[YOUR GOAL]: Set all the material down again unchanged, without the pictures.

--------------------------------

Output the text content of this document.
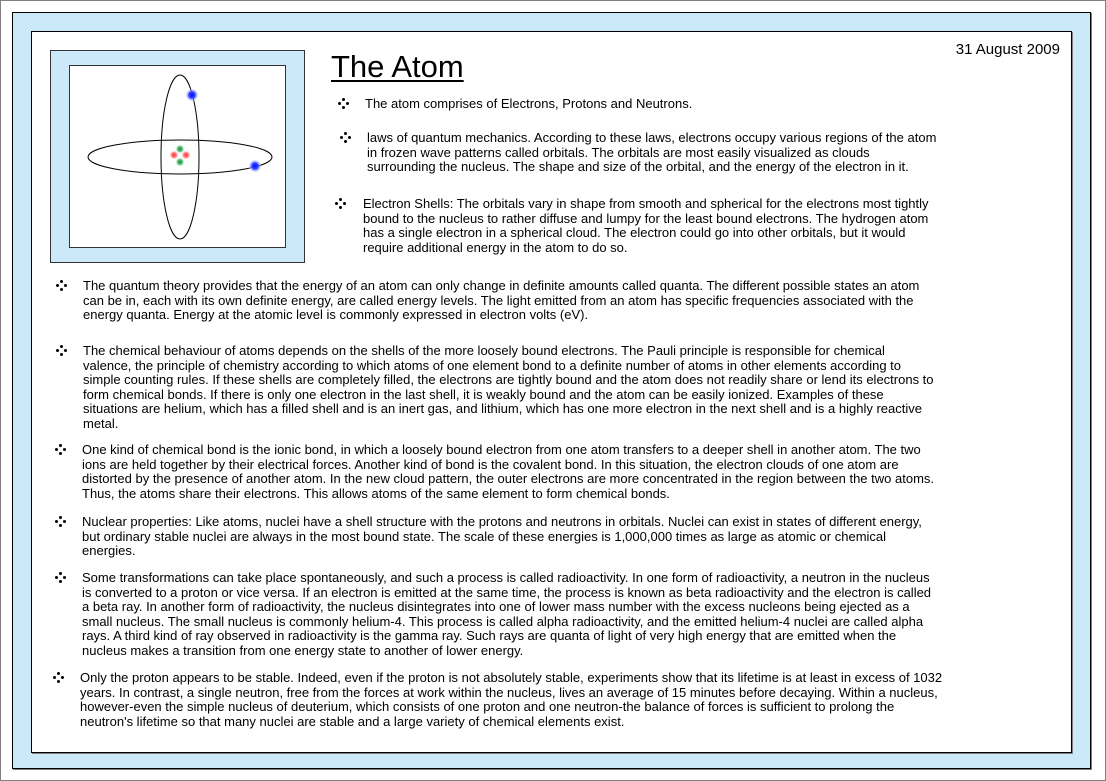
31 August 2009
The Atom
The atom comprises of Electrons, Protons and Neutrons.
laws of quantum mechanics. According to these laws, electrons occupy various regions of the atom
in frozen wave patterns called orbitals. The orbitals are most easily visualized as clouds
surrounding the nucleus. The shape and size of the orbital, and the energy of the electron in it.
Electron Shells: The orbitals vary in shape from smooth and spherical for the electrons most tightly
bound to the nucleus to rather diffuse and lumpy for the least bound electrons. The hydrogen atom
has a single electron in a spherical cloud. The electron could go into other orbitals, but it would
require additional energy in the atom to do so.
The quantum theory provides that the energy of an atom can only change in definite amounts called quanta. The different possible states an atom
can be in, each with its own definite energy, are called energy levels. The light emitted from an atom has specific frequencies associated with the
energy quanta. Energy at the atomic level is commonly expressed in electron volts (eV).
The chemical behaviour of atoms depends on the shells of the more loosely bound electrons. The Pauli principle is responsible for chemical
valence, the principle of chemistry according to which atoms of one element bond to a definite number of atoms in other elements according to
simple counting rules. If these shells are completely filled, the electrons are tightly bound and the atom does not readily share or lend its electrons to
form chemical bonds. If there is only one electron in the last shell, it is weakly bound and the atom can be easily ionized. Examples of these
situations are helium, which has a filled shell and is an inert gas, and lithium, which has one more electron in the next shell and is a highly reactive
metal.
One kind of chemical bond is the ionic bond, in which a loosely bound electron from one atom transfers to a deeper shell in another atom. The two
ions are held together by their electrical forces. Another kind of bond is the covalent bond. In this situation, the electron clouds of one atom are
distorted by the presence of another atom. In the new cloud pattern, the outer electrons are more concentrated in the region between the two atoms.
Thus, the atoms share their electrons. This allows atoms of the same element to form chemical bonds.
Nuclear properties: Like atoms, nuclei have a shell structure with the protons and neutrons in orbitals. Nuclei can exist in states of different energy,
but ordinary stable nuclei are always in the most bound state. The scale of these energies is 1,000,000 times as large as atomic or chemical
energies.
Some transformations can take place spontaneously, and such a process is called radioactivity. In one form of radioactivity, a neutron in the nucleus
is converted to a proton or vice versa. If an electron is emitted at the same time, the process is known as beta radioactivity and the electron is called
a beta ray. In another form of radioactivity, the nucleus disintegrates into one of lower mass number with the excess nucleons being ejected as a
small nucleus. The small nucleus is commonly helium-4. This process is called alpha radioactivity, and the emitted helium-4 nuclei are called alpha
rays. A third kind of ray observed in radioactivity is the gamma ray. Such rays are quanta of light of very high energy that are emitted when the
nucleus makes a transition from one energy state to another of lower energy.
Only the proton appears to be stable. Indeed, even if the proton is not absolutely stable, experiments show that its lifetime is at least in excess of 1032
years. In contrast, a single neutron, free from the forces at work within the nucleus, lives an average of 15 minutes before decaying. Within a nucleus,
however-even the simple nucleus of deuterium, which consists of one proton and one neutron-the balance of forces is sufficient to prolong the
neutron's lifetime so that many nuclei are stable and a large variety of chemical elements exist.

--------------------------------

[SOLUTION]:
Output the text content of this document.
31 August 2009
The Atom
The atom comprises of Electrons, Protons and Neutrons.
laws of quantum mechanics. According to these laws, electrons occupy various regions of the atom
in frozen wave patterns called orbitals. The orbitals are most easily visualized as clouds
surrounding the nucleus. The shape and size of the orbital, and the energy of the electron in it.
Electron Shells: The orbitals vary in shape from smooth and spherical for the electrons most tightly
bound to the nucleus to rather diffuse and lumpy for the least bound electrons. The hydrogen atom
has a single electron in a spherical cloud. The electron could go into other orbitals, but it would
require additional energy in the atom to do so.
The quantum theory provides that the energy of an atom can only change in definite amounts called quanta. The different possible states an atom
can be in, each with its own definite energy, are called energy levels. The light emitted from an atom has specific frequencies associated with the
energy quanta. Energy at the atomic level is commonly expressed in electron volts (eV).
The chemical behaviour of atoms depends on the shells of the more loosely bound electrons. The Pauli principle is responsible for chemical
valence, the principle of chemistry according to which atoms of one element bond to a definite number of atoms in other elements according to
simple counting rules. If these shells are completely filled, the electrons are tightly bound and the atom does not readily share or lend its electrons to
form chemical bonds. If there is only one electron in the last shell, it is weakly bound and the atom can be easily ionized. Examples of these
situations are helium, which has a filled shell and is an inert gas, and lithium, which has one more electron in the next shell and is a highly reactive
metal.
One kind of chemical bond is the ionic bond, in which a loosely bound electron from one atom transfers to a deeper shell in another atom. The two
ions are held together by their electrical forces. Another kind of bond is the covalent bond. In this situation, the electron clouds of one atom are
distorted by the presence of another atom. In the new cloud pattern, the outer electrons are more concentrated in the region between the two atoms.
Thus, the atoms share their electrons. This allows atoms of the same element to form chemical bonds.
Nuclear properties: Like atoms, nuclei have a shell structure with the protons and neutrons in orbitals. Nuclei can exist in states of different energy,
but ordinary stable nuclei are always in the most bound state. The scale of these energies is 1,000,000 times as large as atomic or chemical
energies.
Some transformations can take place spontaneously, and such a process is called radioactivity. In one form of radioactivity, a neutron in the nucleus
is converted to a proton or vice versa. If an electron is emitted at the same time, the process is known as beta radioactivity and the electron is called
a beta ray. In another form of radioactivity, the nucleus disintegrates into one of lower mass number with the excess nucleons being ejected as a
small nucleus. The small nucleus is commonly helium-4. This process is called alpha radioactivity, and the emitted helium-4 nuclei are called alpha
rays. A third kind of ray observed in radioactivity is the gamma ray. Such rays are quanta of light of very high energy that are emitted when the
nucleus makes a transition from one energy state to another of lower energy.
Only the proton appears to be stable. Indeed, even if the proton is not absolutely stable, experiments show that its lifetime is at least in excess of 1032
years. In contrast, a single neutron, free from the forces at work within the nucleus, lives an average of 15 minutes before decaying. Within a nucleus,
however-even the simple nucleus of deuterium, which consists of one proton and one neutron-the balance of forces is sufficient to prolong the
neutron's lifetime so that many nuclei are stable and a large variety of chemical elements exist.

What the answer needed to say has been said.